(Objective)
Tally all lines containing the word "hear". Give the number alone.

Collection entries
* * * * *
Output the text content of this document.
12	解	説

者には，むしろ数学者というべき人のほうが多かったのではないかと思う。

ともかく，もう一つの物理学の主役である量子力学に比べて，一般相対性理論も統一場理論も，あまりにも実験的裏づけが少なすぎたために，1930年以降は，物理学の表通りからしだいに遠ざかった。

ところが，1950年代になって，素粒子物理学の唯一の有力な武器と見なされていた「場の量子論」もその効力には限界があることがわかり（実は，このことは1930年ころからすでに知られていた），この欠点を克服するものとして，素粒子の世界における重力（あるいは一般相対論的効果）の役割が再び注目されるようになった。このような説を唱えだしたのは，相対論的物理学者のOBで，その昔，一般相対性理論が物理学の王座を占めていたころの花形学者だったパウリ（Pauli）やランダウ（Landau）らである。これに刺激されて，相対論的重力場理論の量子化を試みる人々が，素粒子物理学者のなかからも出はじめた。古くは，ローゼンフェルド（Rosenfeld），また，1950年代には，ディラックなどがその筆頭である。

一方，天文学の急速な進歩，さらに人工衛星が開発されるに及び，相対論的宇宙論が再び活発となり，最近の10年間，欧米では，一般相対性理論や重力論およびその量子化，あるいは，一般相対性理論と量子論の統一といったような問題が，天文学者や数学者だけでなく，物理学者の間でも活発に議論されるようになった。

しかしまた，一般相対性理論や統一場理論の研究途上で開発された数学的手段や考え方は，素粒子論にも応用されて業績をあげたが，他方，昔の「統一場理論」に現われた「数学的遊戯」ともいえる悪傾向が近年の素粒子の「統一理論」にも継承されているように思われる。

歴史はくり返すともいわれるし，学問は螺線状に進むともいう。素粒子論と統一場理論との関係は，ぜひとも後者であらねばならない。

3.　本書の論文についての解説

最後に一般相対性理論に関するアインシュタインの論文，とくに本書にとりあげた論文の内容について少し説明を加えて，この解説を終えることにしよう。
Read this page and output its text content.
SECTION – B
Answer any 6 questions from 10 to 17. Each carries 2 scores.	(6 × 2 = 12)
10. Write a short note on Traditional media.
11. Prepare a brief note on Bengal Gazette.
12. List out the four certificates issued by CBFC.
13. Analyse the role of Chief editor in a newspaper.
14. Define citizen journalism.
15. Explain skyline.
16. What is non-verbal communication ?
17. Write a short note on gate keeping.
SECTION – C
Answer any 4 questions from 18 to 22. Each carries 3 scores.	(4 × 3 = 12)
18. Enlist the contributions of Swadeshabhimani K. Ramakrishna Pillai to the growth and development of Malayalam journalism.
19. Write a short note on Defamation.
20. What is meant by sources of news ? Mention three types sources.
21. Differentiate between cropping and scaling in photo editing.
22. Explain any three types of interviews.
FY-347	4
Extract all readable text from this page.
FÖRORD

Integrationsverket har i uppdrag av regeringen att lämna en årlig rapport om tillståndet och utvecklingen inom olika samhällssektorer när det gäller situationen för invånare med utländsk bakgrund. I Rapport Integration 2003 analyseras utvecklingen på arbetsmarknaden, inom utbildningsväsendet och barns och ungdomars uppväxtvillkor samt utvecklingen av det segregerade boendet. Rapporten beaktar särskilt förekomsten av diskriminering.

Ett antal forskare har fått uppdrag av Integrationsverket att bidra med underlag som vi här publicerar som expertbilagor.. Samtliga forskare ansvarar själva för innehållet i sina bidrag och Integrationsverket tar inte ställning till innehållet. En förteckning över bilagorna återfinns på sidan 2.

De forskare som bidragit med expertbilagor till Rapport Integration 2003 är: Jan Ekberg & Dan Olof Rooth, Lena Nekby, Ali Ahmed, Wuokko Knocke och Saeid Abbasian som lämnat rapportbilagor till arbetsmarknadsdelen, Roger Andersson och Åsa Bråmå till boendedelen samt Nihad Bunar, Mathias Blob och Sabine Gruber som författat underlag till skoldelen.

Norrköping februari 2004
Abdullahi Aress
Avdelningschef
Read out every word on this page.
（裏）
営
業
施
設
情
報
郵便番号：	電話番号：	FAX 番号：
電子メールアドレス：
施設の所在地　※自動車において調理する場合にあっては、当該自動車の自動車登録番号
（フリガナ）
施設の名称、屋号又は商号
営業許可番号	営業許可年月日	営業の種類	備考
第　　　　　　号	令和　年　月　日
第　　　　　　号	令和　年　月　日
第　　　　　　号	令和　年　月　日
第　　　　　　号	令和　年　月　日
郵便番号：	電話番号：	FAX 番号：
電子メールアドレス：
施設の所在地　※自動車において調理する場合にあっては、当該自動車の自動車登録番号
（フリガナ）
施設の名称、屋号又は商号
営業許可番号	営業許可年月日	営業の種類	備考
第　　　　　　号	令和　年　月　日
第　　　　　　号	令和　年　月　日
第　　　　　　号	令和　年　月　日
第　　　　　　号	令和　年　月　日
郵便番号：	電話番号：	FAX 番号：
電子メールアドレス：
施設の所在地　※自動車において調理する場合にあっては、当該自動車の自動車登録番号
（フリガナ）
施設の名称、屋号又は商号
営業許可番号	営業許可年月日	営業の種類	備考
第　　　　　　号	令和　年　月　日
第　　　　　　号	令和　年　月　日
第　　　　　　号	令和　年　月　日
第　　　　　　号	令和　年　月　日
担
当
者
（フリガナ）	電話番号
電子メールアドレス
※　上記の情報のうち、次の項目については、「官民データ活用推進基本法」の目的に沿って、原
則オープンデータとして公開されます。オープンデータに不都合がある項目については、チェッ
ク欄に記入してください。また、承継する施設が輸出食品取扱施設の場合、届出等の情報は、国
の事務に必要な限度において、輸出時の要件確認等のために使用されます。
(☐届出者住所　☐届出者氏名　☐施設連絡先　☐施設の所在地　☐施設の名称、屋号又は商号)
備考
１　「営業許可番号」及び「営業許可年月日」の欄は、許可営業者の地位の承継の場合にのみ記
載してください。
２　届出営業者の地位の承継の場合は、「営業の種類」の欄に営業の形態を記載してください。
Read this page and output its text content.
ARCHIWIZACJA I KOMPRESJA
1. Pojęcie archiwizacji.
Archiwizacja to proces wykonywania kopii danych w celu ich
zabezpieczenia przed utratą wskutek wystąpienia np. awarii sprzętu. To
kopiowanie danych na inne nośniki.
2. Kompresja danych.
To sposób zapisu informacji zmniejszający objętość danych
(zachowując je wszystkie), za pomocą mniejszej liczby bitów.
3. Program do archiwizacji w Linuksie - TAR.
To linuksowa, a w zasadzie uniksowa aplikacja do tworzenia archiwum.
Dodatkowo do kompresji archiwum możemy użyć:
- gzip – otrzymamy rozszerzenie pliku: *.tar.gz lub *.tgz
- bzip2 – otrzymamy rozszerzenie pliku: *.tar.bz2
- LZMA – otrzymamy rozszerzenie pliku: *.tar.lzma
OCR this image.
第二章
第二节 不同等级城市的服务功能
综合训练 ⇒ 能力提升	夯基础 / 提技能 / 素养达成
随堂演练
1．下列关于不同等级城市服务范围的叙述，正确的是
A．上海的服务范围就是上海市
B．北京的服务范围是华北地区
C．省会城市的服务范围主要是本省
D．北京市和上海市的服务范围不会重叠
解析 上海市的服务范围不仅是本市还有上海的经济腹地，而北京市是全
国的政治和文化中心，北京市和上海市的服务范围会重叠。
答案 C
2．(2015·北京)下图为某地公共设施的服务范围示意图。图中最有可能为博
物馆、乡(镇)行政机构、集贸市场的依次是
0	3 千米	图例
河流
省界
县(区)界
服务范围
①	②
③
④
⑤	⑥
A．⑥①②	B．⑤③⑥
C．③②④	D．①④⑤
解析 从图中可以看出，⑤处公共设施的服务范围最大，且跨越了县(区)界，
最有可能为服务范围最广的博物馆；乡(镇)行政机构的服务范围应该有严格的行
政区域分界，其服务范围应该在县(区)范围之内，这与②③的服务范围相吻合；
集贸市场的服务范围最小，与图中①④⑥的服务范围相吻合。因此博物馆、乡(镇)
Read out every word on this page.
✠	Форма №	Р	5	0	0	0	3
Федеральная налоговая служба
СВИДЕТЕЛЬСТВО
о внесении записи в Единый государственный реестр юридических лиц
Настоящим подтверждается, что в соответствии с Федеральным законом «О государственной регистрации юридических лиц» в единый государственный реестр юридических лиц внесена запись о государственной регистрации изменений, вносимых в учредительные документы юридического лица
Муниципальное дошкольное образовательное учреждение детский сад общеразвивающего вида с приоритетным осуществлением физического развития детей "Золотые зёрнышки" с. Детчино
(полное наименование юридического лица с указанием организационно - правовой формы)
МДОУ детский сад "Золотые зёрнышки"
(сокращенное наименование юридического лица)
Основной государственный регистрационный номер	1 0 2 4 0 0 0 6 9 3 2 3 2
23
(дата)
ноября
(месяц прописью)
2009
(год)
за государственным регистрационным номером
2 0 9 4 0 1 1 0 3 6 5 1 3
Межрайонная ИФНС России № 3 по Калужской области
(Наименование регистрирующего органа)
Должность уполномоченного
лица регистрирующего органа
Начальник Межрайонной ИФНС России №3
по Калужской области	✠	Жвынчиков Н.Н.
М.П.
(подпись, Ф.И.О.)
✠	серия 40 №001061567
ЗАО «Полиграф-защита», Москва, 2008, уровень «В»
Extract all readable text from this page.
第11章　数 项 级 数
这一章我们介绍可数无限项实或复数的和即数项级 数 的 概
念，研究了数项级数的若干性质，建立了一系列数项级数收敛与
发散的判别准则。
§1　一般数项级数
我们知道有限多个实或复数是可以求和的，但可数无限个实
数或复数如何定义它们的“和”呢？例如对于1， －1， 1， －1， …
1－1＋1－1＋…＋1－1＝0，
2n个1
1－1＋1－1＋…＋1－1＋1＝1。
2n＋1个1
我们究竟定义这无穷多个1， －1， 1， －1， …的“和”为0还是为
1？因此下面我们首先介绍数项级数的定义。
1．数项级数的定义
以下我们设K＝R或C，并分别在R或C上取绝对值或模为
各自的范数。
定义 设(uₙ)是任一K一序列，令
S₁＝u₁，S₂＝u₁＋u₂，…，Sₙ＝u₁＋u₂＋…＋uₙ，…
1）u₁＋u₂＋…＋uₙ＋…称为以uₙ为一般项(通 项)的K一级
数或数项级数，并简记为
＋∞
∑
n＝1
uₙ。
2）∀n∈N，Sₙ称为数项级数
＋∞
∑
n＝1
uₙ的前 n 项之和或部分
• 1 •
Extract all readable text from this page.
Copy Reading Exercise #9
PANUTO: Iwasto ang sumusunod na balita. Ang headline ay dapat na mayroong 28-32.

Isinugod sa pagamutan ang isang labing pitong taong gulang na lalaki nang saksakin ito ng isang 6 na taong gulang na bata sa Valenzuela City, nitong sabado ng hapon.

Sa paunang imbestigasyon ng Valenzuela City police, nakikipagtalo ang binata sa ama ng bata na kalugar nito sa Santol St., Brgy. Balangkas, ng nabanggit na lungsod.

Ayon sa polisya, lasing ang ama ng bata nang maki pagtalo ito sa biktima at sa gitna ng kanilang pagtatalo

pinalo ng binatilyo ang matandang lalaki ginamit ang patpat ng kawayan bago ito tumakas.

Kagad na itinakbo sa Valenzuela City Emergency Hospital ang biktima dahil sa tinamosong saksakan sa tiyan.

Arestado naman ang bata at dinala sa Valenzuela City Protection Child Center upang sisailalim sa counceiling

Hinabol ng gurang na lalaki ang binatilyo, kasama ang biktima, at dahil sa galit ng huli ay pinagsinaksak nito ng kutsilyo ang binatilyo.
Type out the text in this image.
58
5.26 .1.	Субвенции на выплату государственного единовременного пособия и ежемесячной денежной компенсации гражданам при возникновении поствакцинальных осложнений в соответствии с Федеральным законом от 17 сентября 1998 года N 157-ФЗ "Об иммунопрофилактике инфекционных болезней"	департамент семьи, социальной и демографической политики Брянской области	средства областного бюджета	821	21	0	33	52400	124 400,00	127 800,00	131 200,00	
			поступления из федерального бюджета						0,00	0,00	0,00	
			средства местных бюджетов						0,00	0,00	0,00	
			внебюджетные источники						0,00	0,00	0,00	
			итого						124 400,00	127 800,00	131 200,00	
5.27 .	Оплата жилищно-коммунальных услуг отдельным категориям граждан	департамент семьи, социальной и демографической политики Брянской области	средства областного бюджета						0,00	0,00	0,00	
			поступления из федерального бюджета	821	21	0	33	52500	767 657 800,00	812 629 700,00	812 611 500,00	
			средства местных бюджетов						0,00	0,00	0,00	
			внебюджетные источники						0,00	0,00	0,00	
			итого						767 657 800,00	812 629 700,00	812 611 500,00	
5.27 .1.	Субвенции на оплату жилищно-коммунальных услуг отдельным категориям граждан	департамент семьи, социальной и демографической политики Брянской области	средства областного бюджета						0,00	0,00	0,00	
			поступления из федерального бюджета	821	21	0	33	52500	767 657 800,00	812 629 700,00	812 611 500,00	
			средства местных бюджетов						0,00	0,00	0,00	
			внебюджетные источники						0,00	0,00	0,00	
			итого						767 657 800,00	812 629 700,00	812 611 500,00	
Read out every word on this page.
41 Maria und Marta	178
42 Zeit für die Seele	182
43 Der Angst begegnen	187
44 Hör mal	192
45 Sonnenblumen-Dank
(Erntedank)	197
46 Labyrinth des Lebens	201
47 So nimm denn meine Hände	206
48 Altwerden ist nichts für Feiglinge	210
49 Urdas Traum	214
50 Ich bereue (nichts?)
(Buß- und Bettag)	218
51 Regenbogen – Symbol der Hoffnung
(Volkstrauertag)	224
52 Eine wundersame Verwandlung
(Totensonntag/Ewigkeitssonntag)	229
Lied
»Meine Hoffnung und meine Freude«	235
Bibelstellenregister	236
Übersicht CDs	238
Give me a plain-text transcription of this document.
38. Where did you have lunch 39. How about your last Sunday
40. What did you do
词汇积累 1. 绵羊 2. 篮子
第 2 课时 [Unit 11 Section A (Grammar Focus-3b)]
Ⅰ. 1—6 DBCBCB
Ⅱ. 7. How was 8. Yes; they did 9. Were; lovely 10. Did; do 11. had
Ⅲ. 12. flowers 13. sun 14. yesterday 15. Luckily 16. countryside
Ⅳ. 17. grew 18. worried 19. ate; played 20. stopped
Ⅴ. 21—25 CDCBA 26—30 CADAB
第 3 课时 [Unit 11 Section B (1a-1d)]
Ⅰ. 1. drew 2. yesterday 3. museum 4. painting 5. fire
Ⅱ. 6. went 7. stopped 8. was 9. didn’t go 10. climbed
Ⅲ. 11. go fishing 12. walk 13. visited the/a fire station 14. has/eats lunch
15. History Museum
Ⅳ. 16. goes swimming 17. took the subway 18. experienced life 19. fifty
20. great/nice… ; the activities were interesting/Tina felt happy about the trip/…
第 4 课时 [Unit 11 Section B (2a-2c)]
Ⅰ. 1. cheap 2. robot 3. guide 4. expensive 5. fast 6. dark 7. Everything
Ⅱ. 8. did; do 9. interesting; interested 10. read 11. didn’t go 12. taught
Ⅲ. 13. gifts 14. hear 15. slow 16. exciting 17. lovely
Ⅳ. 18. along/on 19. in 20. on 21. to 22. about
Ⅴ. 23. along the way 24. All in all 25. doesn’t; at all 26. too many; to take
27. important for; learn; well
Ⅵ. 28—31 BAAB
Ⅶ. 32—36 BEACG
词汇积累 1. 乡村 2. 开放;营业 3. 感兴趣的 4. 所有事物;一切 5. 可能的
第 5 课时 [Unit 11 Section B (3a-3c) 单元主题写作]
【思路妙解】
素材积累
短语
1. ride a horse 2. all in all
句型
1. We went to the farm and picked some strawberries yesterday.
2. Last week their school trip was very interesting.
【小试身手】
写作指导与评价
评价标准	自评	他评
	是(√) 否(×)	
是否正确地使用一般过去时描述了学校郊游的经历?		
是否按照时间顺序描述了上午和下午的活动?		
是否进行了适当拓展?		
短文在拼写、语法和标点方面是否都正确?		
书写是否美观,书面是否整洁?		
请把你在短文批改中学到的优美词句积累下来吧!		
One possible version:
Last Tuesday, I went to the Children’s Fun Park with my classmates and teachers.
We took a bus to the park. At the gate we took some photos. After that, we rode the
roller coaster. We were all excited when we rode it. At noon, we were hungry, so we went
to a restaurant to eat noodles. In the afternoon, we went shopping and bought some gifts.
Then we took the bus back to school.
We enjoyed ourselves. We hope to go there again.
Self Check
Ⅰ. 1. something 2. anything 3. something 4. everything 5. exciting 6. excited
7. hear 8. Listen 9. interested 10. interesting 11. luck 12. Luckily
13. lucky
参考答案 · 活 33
* * * * *
(Answer to this problem)
2